■ Set exercise
In the records below, work out how many lines hold the word "Environmental". Report the number alone.

■ Dataset content

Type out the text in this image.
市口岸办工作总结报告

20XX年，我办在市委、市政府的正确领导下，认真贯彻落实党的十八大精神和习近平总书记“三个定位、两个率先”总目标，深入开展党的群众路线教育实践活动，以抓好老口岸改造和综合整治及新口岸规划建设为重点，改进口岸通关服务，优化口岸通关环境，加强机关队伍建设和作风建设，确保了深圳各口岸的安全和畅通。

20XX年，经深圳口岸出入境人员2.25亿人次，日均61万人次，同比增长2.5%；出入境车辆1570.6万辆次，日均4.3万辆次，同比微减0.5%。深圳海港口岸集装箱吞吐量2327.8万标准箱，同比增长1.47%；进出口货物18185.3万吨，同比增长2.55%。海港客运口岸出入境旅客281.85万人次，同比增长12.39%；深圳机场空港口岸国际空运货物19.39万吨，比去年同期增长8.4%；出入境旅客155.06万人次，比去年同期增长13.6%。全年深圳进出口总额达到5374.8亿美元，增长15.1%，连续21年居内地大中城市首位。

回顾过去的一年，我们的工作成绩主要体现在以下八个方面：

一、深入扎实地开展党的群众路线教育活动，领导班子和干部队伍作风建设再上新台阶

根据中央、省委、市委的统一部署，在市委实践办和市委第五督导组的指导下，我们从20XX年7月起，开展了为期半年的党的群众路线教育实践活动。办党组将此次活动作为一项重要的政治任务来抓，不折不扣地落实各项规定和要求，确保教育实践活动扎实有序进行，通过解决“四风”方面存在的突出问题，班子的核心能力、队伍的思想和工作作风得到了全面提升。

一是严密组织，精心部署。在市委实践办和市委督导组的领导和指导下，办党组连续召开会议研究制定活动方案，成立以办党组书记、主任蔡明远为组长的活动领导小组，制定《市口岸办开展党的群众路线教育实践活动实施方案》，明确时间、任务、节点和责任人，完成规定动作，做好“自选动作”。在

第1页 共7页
* * *
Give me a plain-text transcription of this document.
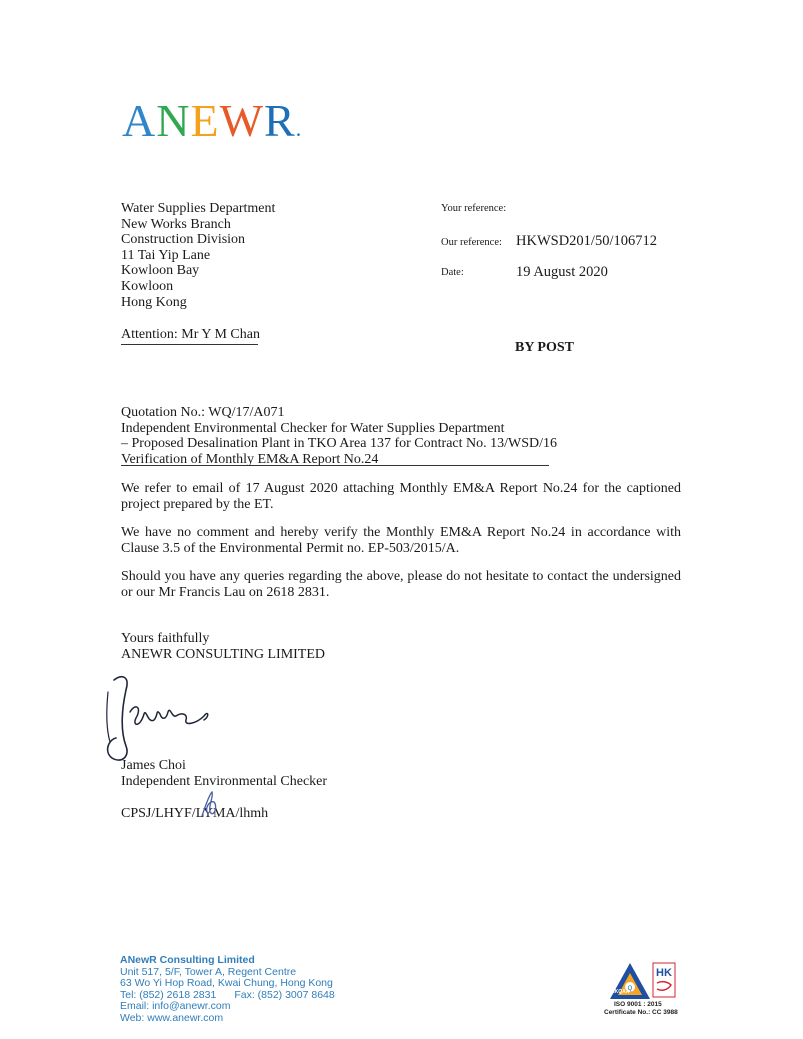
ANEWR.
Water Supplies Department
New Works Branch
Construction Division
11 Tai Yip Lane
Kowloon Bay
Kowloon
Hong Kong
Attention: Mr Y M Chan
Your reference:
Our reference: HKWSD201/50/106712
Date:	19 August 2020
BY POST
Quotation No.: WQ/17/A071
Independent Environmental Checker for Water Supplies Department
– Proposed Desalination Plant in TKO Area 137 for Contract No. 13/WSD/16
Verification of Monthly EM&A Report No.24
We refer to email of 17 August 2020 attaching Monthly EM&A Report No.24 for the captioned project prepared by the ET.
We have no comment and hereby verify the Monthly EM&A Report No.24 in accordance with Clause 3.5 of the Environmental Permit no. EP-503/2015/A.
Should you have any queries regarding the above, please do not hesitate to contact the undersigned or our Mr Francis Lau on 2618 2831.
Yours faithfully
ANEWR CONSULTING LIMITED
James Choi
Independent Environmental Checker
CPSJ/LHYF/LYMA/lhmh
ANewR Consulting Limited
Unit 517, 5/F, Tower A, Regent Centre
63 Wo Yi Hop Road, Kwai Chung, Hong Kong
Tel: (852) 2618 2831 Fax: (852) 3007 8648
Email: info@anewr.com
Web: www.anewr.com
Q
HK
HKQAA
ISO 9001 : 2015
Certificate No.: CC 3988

■ Written response
3